# [Source records]
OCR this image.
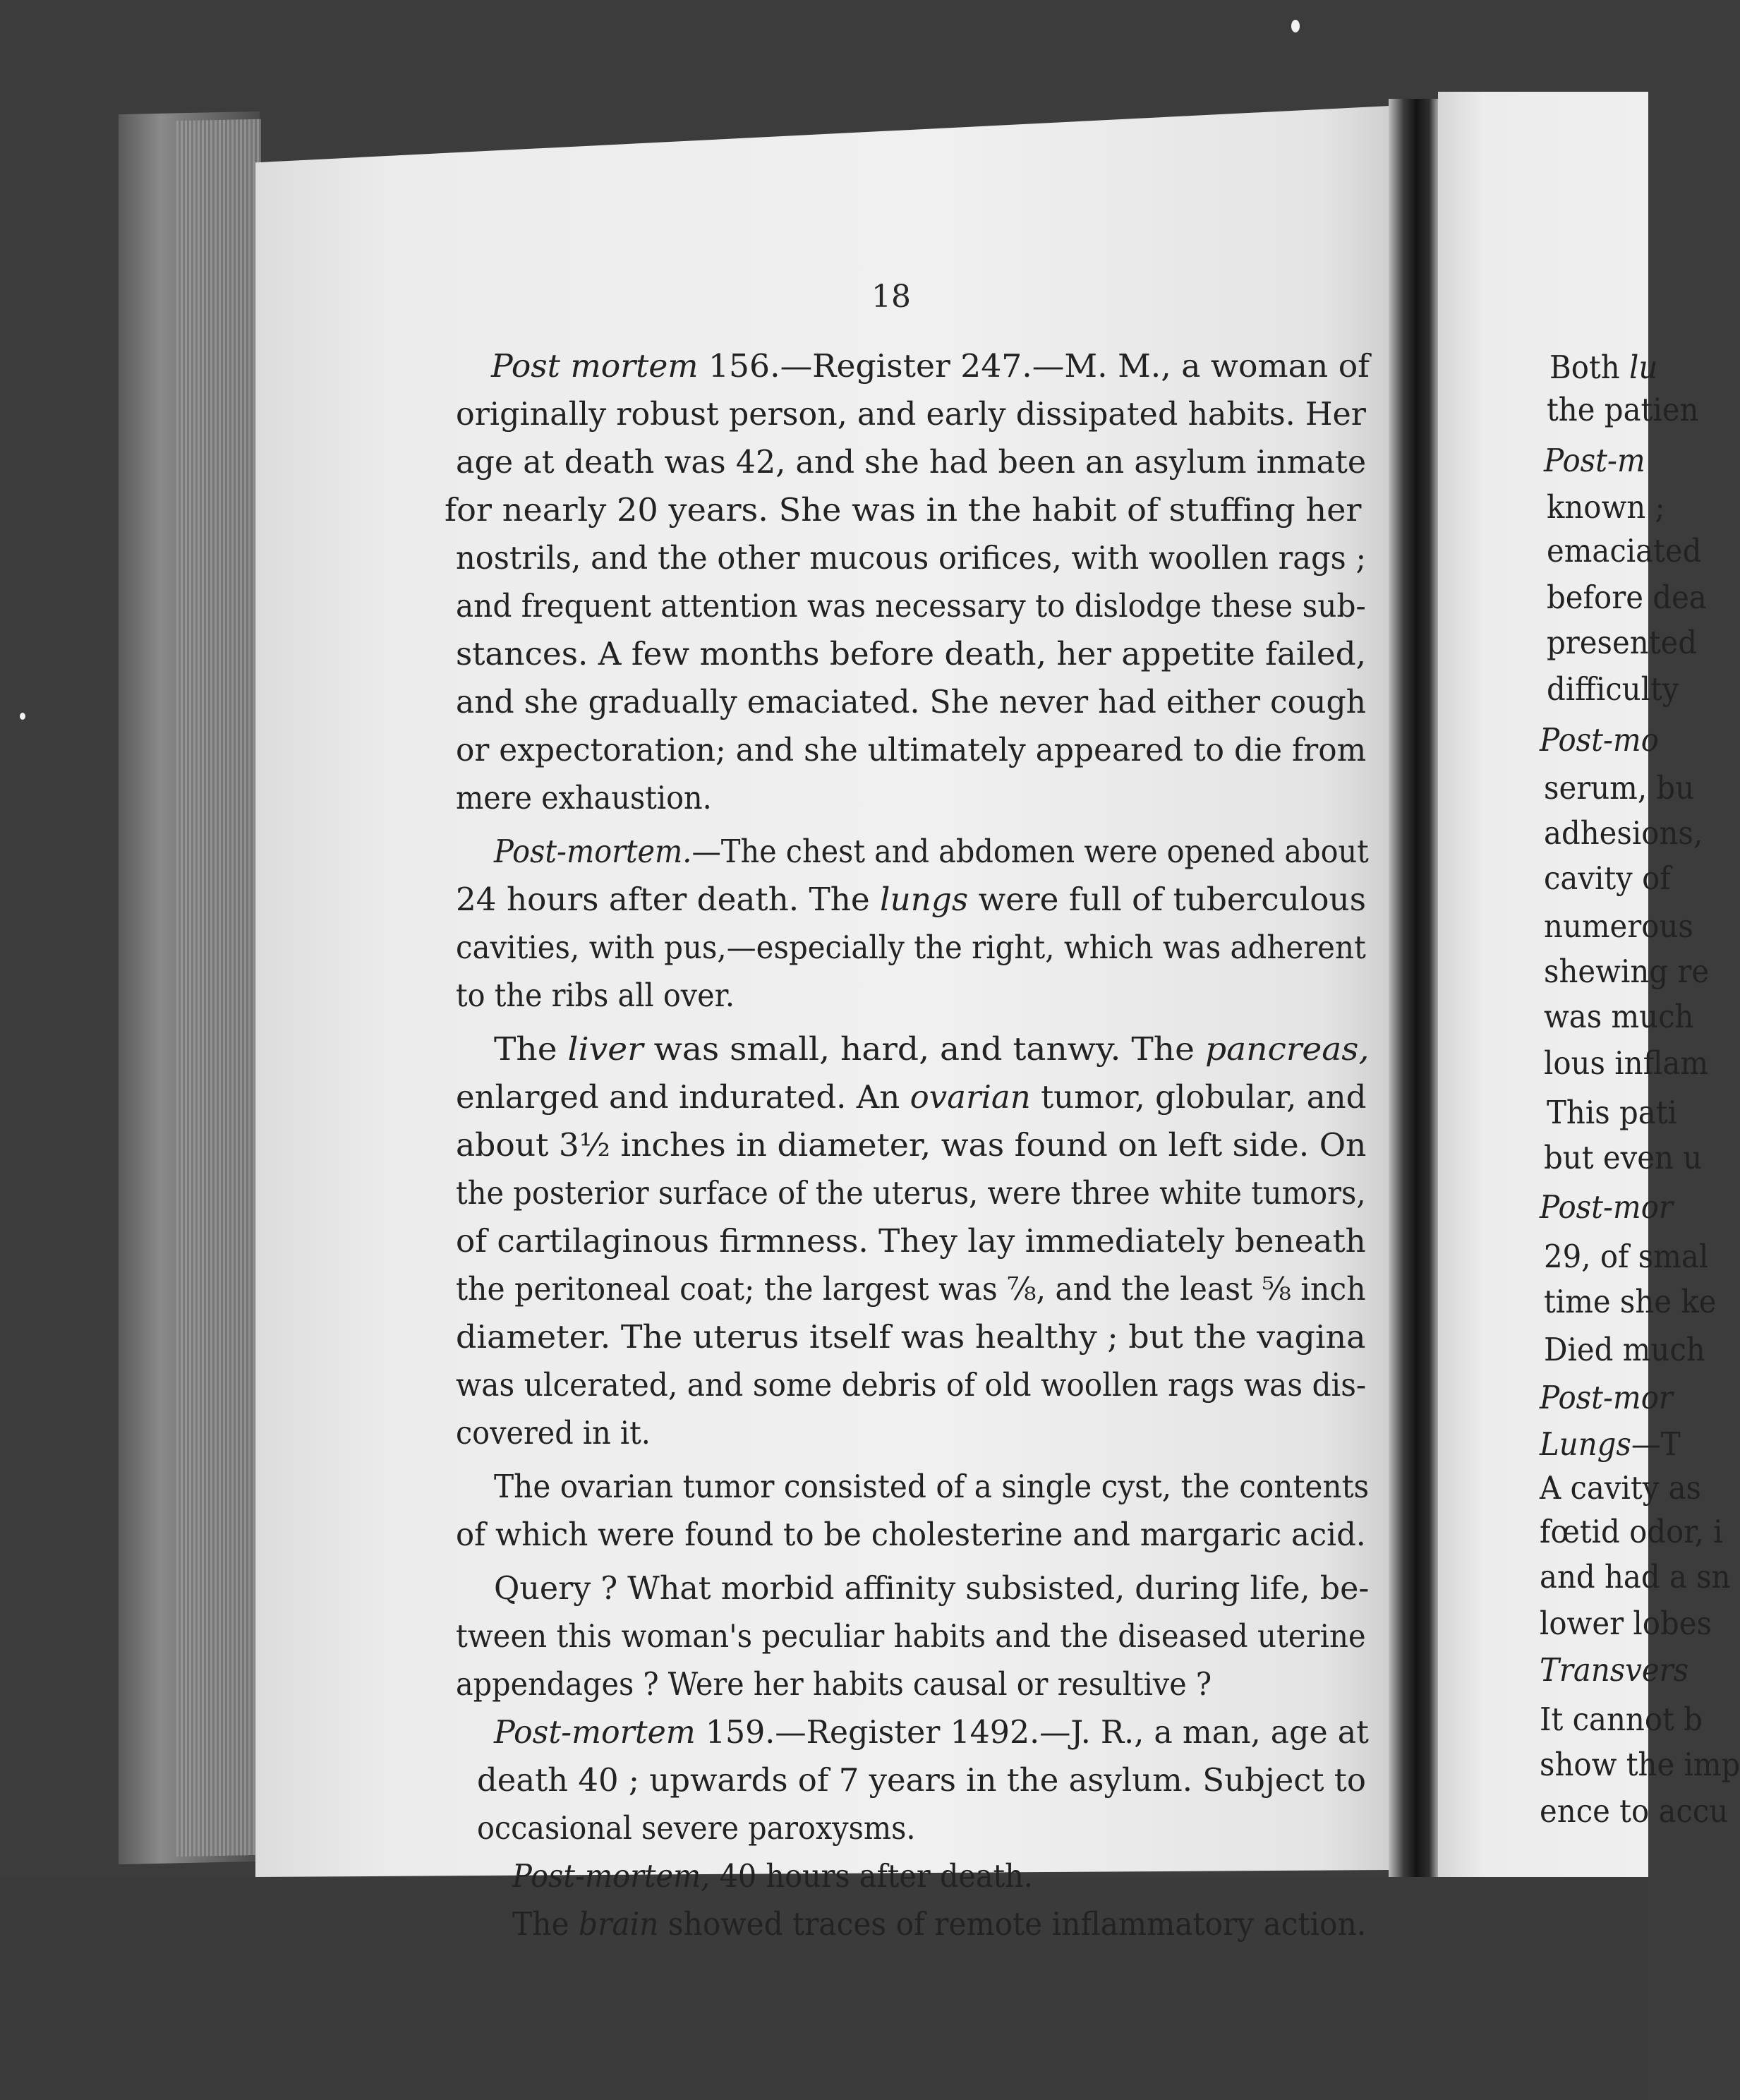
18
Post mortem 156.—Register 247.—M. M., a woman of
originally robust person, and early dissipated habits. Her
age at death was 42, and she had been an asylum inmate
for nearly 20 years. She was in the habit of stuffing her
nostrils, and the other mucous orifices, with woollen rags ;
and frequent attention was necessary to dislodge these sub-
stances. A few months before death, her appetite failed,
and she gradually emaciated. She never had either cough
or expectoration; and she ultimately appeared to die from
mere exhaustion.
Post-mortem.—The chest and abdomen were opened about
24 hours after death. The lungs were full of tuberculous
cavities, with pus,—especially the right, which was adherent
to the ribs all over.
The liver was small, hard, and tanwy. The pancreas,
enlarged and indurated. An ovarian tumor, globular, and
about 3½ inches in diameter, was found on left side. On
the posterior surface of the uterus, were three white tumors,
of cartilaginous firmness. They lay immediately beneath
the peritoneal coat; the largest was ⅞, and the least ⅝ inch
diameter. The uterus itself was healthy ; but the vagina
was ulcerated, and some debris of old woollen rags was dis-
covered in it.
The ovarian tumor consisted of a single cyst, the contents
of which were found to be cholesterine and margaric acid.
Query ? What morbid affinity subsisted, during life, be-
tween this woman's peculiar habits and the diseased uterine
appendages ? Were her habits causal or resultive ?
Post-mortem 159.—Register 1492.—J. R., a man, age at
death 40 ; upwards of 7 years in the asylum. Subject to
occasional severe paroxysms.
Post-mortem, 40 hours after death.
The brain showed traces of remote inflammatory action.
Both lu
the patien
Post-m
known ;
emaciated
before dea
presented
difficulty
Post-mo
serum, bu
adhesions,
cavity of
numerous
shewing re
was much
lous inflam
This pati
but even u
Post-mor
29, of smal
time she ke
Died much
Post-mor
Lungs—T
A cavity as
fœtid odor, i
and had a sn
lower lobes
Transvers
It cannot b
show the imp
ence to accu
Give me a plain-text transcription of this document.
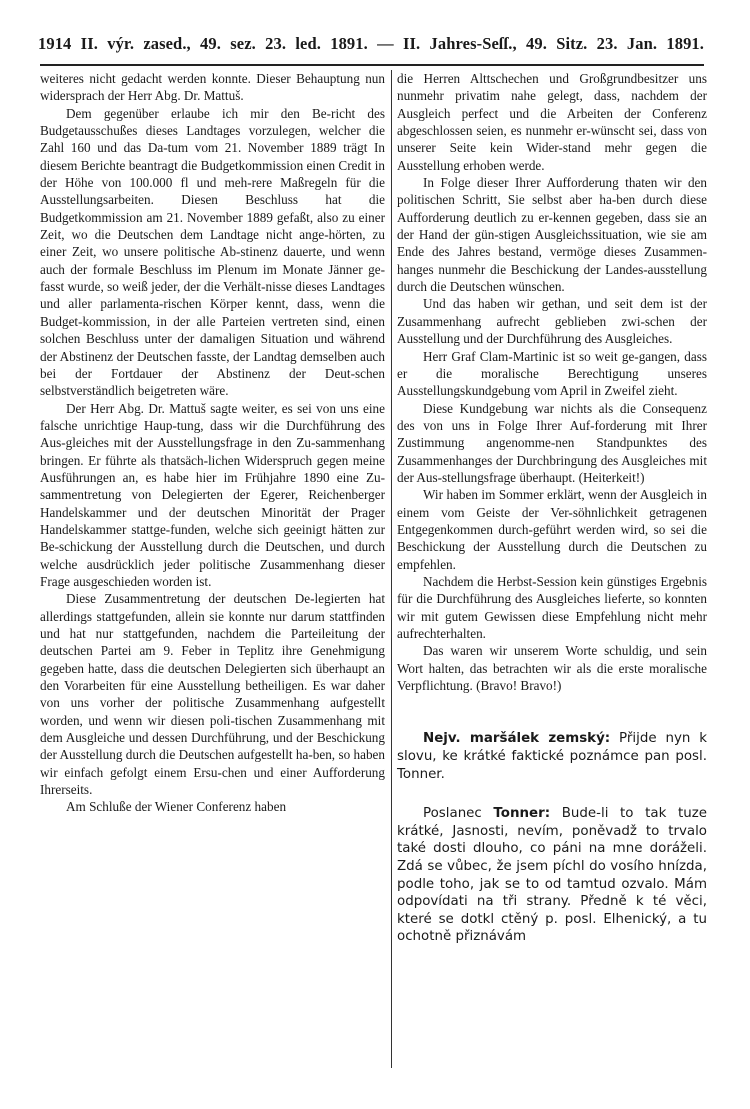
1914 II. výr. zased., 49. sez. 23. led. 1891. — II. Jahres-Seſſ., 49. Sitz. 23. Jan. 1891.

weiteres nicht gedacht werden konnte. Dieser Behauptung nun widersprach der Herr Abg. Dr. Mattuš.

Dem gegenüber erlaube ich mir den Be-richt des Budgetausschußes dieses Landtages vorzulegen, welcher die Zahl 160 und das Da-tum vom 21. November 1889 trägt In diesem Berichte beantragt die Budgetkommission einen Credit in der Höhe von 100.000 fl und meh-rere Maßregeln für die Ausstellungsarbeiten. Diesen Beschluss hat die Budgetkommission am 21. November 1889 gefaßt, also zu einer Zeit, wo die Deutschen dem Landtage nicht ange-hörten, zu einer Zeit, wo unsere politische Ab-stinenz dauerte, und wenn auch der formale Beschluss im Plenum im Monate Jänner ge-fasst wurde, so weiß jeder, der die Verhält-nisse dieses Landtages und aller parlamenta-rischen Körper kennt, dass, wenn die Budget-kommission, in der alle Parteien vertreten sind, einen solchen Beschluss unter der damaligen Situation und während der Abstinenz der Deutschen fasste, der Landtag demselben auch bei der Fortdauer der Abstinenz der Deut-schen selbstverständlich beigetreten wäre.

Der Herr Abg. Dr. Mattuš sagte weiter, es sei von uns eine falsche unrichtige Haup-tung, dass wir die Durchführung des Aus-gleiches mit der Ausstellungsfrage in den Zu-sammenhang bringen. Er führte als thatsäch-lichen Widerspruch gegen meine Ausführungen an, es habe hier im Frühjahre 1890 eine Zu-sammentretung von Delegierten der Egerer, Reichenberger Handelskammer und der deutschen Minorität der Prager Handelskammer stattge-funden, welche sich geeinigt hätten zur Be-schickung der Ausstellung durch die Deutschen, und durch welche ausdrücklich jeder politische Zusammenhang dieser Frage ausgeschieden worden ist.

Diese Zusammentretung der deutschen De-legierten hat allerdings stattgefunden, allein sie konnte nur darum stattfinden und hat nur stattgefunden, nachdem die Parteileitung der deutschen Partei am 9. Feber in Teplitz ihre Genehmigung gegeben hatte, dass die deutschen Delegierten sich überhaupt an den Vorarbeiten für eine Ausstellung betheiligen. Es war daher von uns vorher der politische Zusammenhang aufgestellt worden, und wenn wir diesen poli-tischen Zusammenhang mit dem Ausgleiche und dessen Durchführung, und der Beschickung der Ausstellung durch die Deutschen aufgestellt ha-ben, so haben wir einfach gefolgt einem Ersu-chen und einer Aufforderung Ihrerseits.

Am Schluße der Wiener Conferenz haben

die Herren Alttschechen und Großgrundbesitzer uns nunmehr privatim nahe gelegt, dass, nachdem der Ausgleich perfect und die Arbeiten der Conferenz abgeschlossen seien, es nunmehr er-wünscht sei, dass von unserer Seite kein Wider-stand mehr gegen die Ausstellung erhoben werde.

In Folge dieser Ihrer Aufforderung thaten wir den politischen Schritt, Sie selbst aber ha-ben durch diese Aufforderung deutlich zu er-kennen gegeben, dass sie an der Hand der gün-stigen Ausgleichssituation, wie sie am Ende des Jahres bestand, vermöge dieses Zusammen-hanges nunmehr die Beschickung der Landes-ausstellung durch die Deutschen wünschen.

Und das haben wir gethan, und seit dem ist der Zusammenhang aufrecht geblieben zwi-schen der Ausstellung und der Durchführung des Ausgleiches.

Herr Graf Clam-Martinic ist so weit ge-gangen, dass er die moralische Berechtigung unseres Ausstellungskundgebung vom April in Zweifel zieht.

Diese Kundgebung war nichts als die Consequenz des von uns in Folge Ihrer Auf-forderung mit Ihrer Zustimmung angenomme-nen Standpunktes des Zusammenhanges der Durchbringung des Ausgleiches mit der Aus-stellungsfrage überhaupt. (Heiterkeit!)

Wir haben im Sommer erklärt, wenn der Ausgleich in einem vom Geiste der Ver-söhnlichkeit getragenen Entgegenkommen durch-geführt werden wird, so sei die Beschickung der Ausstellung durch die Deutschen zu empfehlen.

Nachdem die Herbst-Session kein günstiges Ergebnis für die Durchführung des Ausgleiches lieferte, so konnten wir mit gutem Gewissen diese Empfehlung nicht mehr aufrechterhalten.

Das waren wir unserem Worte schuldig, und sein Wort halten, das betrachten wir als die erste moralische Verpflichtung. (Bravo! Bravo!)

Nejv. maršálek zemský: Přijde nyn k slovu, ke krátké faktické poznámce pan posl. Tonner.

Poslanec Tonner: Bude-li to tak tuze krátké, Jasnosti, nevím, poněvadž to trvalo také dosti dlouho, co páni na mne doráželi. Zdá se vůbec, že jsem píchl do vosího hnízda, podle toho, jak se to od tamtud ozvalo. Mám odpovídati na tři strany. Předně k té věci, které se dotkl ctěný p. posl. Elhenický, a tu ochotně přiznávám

# [Work item]
Nothing but the pictures is to be left out; repeat the data exactly.

# [Result of the exercise]
OCR this image.
18
Post mortem 156.—Register 247.—M. M., a woman of
originally robust person, and early dissipated habits. Her
age at death was 42, and she had been an asylum inmate
for nearly 20 years. She was in the habit of stuffing her
nostrils, and the other mucous orifices, with woollen rags ;
and frequent attention was necessary to dislodge these sub-
stances. A few months before death, her appetite failed,
and she gradually emaciated. She never had either cough
or expectoration; and she ultimately appeared to die from
mere exhaustion.
Post-mortem.—The chest and abdomen were opened about
24 hours after death. The lungs were full of tuberculous
cavities, with pus,—especially the right, which was adherent
to the ribs all over.
The liver was small, hard, and tanwy. The pancreas,
enlarged and indurated. An ovarian tumor, globular, and
about 3½ inches in diameter, was found on left side. On
the posterior surface of the uterus, were three white tumors,
of cartilaginous firmness. They lay immediately beneath
the peritoneal coat; the largest was ⅞, and the least ⅝ inch
diameter. The uterus itself was healthy ; but the vagina
was ulcerated, and some debris of old woollen rags was dis-
covered in it.
The ovarian tumor consisted of a single cyst, the contents
of which were found to be cholesterine and margaric acid.
Query ? What morbid affinity subsisted, during life, be-
tween this woman's peculiar habits and the diseased uterine
appendages ? Were her habits causal or resultive ?
Post-mortem 159.—Register 1492.—J. R., a man, age at
death 40 ; upwards of 7 years in the asylum. Subject to
occasional severe paroxysms.
Post-mortem, 40 hours after death.
The brain showed traces of remote inflammatory action.
Both lu
the patien
Post-m
known ;
emaciated
before dea
presented
difficulty
Post-mo
serum, bu
adhesions,
cavity of
numerous
shewing re
was much
lous inflam
This pati
but even u
Post-mor
29, of smal
time she ke
Died much
Post-mor
Lungs—T
A cavity as
fœtid odor, i
and had a sn
lower lobes
Transvers
It cannot b
show the imp
ence to accu
Give me a plain-text transcription of this document.
1914 II. výr. zased., 49. sez. 23. led. 1891. — II. Jahres-Seſſ., 49. Sitz. 23. Jan. 1891.

weiteres nicht gedacht werden konnte. Dieser Behauptung nun widersprach der Herr Abg. Dr. Mattuš.

Dem gegenüber erlaube ich mir den Be-richt des Budgetausschußes dieses Landtages vorzulegen, welcher die Zahl 160 und das Da-tum vom 21. November 1889 trägt In diesem Berichte beantragt die Budgetkommission einen Credit in der Höhe von 100.000 fl und meh-rere Maßregeln für die Ausstellungsarbeiten. Diesen Beschluss hat die Budgetkommission am 21. November 1889 gefaßt, also zu einer Zeit, wo die Deutschen dem Landtage nicht ange-hörten, zu einer Zeit, wo unsere politische Ab-stinenz dauerte, und wenn auch der formale Beschluss im Plenum im Monate Jänner ge-fasst wurde, so weiß jeder, der die Verhält-nisse dieses Landtages und aller parlamenta-rischen Körper kennt, dass, wenn die Budget-kommission, in der alle Parteien vertreten sind, einen solchen Beschluss unter der damaligen Situation und während der Abstinenz der Deutschen fasste, der Landtag demselben auch bei der Fortdauer der Abstinenz der Deut-schen selbstverständlich beigetreten wäre.

Der Herr Abg. Dr. Mattuš sagte weiter, es sei von uns eine falsche unrichtige Haup-tung, dass wir die Durchführung des Aus-gleiches mit der Ausstellungsfrage in den Zu-sammenhang bringen. Er führte als thatsäch-lichen Widerspruch gegen meine Ausführungen an, es habe hier im Frühjahre 1890 eine Zu-sammentretung von Delegierten der Egerer, Reichenberger Handelskammer und der deutschen Minorität der Prager Handelskammer stattge-funden, welche sich geeinigt hätten zur Be-schickung der Ausstellung durch die Deutschen, und durch welche ausdrücklich jeder politische Zusammenhang dieser Frage ausgeschieden worden ist.

Diese Zusammentretung der deutschen De-legierten hat allerdings stattgefunden, allein sie konnte nur darum stattfinden und hat nur stattgefunden, nachdem die Parteileitung der deutschen Partei am 9. Feber in Teplitz ihre Genehmigung gegeben hatte, dass die deutschen Delegierten sich überhaupt an den Vorarbeiten für eine Ausstellung betheiligen. Es war daher von uns vorher der politische Zusammenhang aufgestellt worden, und wenn wir diesen poli-tischen Zusammenhang mit dem Ausgleiche und dessen Durchführung, und der Beschickung der Ausstellung durch die Deutschen aufgestellt ha-ben, so haben wir einfach gefolgt einem Ersu-chen und einer Aufforderung Ihrerseits.

Am Schluße der Wiener Conferenz haben

die Herren Alttschechen und Großgrundbesitzer uns nunmehr privatim nahe gelegt, dass, nachdem der Ausgleich perfect und die Arbeiten der Conferenz abgeschlossen seien, es nunmehr er-wünscht sei, dass von unserer Seite kein Wider-stand mehr gegen die Ausstellung erhoben werde.

In Folge dieser Ihrer Aufforderung thaten wir den politischen Schritt, Sie selbst aber ha-ben durch diese Aufforderung deutlich zu er-kennen gegeben, dass sie an der Hand der gün-stigen Ausgleichssituation, wie sie am Ende des Jahres bestand, vermöge dieses Zusammen-hanges nunmehr die Beschickung der Landes-ausstellung durch die Deutschen wünschen.

Und das haben wir gethan, und seit dem ist der Zusammenhang aufrecht geblieben zwi-schen der Ausstellung und der Durchführung des Ausgleiches.

Herr Graf Clam-Martinic ist so weit ge-gangen, dass er die moralische Berechtigung unseres Ausstellungskundgebung vom April in Zweifel zieht.

Diese Kundgebung war nichts als die Consequenz des von uns in Folge Ihrer Auf-forderung mit Ihrer Zustimmung angenomme-nen Standpunktes des Zusammenhanges der Durchbringung des Ausgleiches mit der Aus-stellungsfrage überhaupt. (Heiterkeit!)

Wir haben im Sommer erklärt, wenn der Ausgleich in einem vom Geiste der Ver-söhnlichkeit getragenen Entgegenkommen durch-geführt werden wird, so sei die Beschickung der Ausstellung durch die Deutschen zu empfehlen.

Nachdem die Herbst-Session kein günstiges Ergebnis für die Durchführung des Ausgleiches lieferte, so konnten wir mit gutem Gewissen diese Empfehlung nicht mehr aufrechterhalten.

Das waren wir unserem Worte schuldig, und sein Wort halten, das betrachten wir als die erste moralische Verpflichtung. (Bravo! Bravo!)

Nejv. maršálek zemský: Přijde nyn k slovu, ke krátké faktické poznámce pan posl. Tonner.

Poslanec Tonner: Bude-li to tak tuze krátké, Jasnosti, nevím, poněvadž to trvalo také dosti dlouho, co páni na mne doráželi. Zdá se vůbec, že jsem píchl do vosího hnízda, podle toho, jak se to od tamtud ozvalo. Mám odpovídati na tři strany. Předně k té věci, které se dotkl ctěný p. posl. Elhenický, a tu ochotně přiznávám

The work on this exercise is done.